__Short task__.
Images should be left out, and everything else in the listing reproduced exactly.

** BEGIN **

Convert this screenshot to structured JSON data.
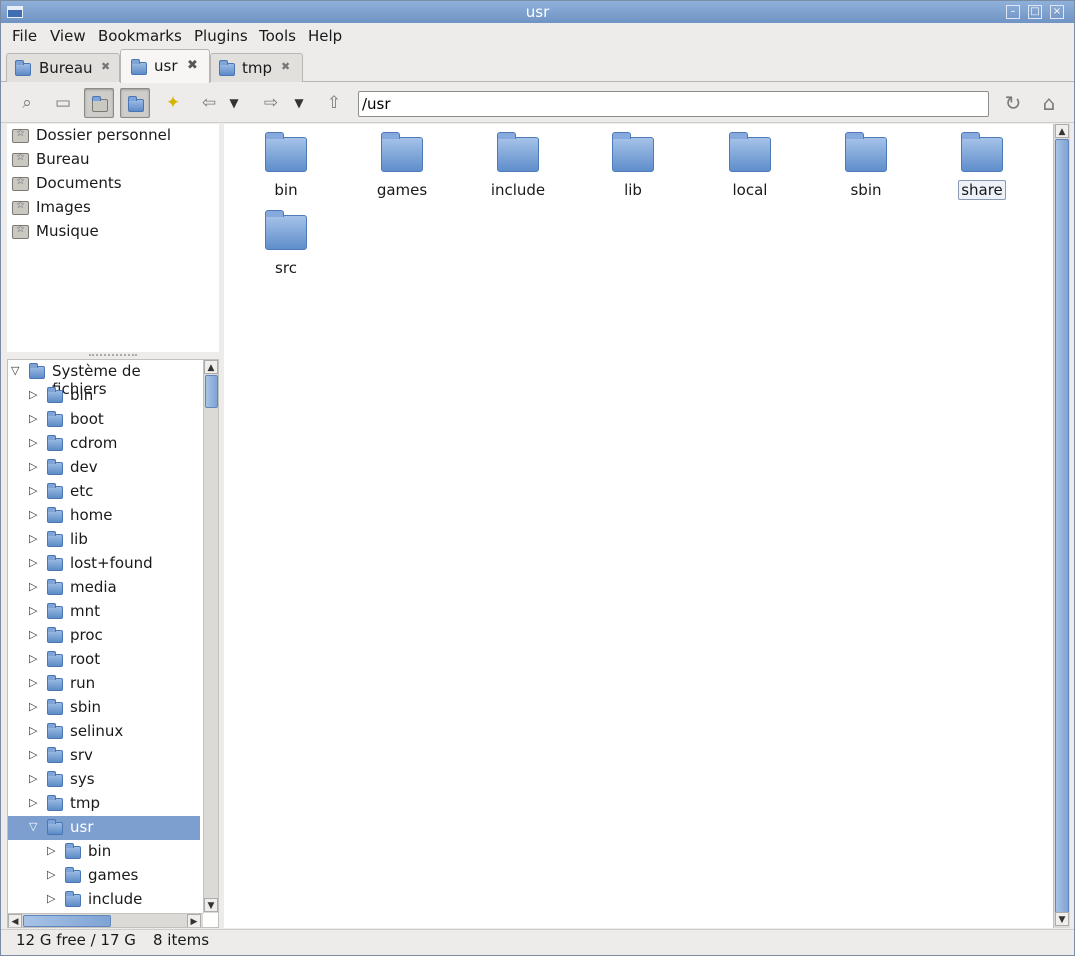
{
  "window": {
    "title": "usr"
  },
  "menubar": [
    "File",
    "View",
    "Bookmarks",
    "Plugins",
    "Tools",
    "Help"
  ],
  "tabs": [
    {
      "label": "Bureau",
      "close": "✖"
    },
    {
      "label": "usr",
      "close": "✖"
    },
    {
      "label": "tmp",
      "close": "✖"
    }
  ],
  "toolbar": {
    "address_value": "/usr",
    "icons": [
      "find-icon",
      "disk-icon",
      "places-icon",
      "tree-icon",
      "bookmark-icon",
      "back-icon",
      "forward-icon",
      "up-icon",
      "reload-icon",
      "home-icon"
    ]
  },
  "places": [
    "Dossier personnel",
    "Bureau",
    "Documents",
    "Images",
    "Musique"
  ],
  "tree": {
    "root": "Système de fichiers",
    "items": [
      "bin",
      "boot",
      "cdrom",
      "dev",
      "etc",
      "home",
      "lib",
      "lost+found",
      "media",
      "mnt",
      "proc",
      "root",
      "run",
      "sbin",
      "selinux",
      "srv",
      "sys",
      "tmp",
      "usr"
    ],
    "selected": "usr",
    "children": [
      "bin",
      "games",
      "include"
    ]
  },
  "files": [
    "bin",
    "games",
    "include",
    "lib",
    "local",
    "sbin",
    "share",
    "src"
  ],
  "selected_file": "share",
  "status": {
    "space": "12 G free / 17 G",
    "count": "8 items"
  }
}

** END **

__Written response__.
Convert this screenshot to structured JSON data.
{
  "window": {
    "title": "usr"
  },
  "menubar": [
    "File",
    "View",
    "Bookmarks",
    "Plugins",
    "Tools",
    "Help"
  ],
  "tabs": [
    {
      "label": "Bureau",
      "close": "✖"
    },
    {
      "label": "usr",
      "close": "✖"
    },
    {
      "label": "tmp",
      "close": "✖"
    }
  ],
  "toolbar": {
    "address_value": "/usr",
    "icons": [
      "find-icon",
      "disk-icon",
      "places-icon",
      "tree-icon",
      "bookmark-icon",
      "back-icon",
      "forward-icon",
      "up-icon",
      "reload-icon",
      "home-icon"
    ]
  },
  "places": [
    "Dossier personnel",
    "Bureau",
    "Documents",
    "Images",
    "Musique"
  ],
  "tree": {
    "root": "Système de fichiers",
    "items": [
      "bin",
      "boot",
      "cdrom",
      "dev",
      "etc",
      "home",
      "lib",
      "lost+found",
      "media",
      "mnt",
      "proc",
      "root",
      "run",
      "sbin",
      "selinux",
      "srv",
      "sys",
      "tmp",
      "usr"
    ],
    "selected": "usr",
    "children": [
      "bin",
      "games",
      "include"
    ]
  },
  "files": [
    "bin",
    "games",
    "include",
    "lib",
    "local",
    "sbin",
    "share",
    "src"
  ],
  "selected_file": "share",
  "status": {
    "space": "12 G free / 17 G",
    "count": "8 items"
  }
}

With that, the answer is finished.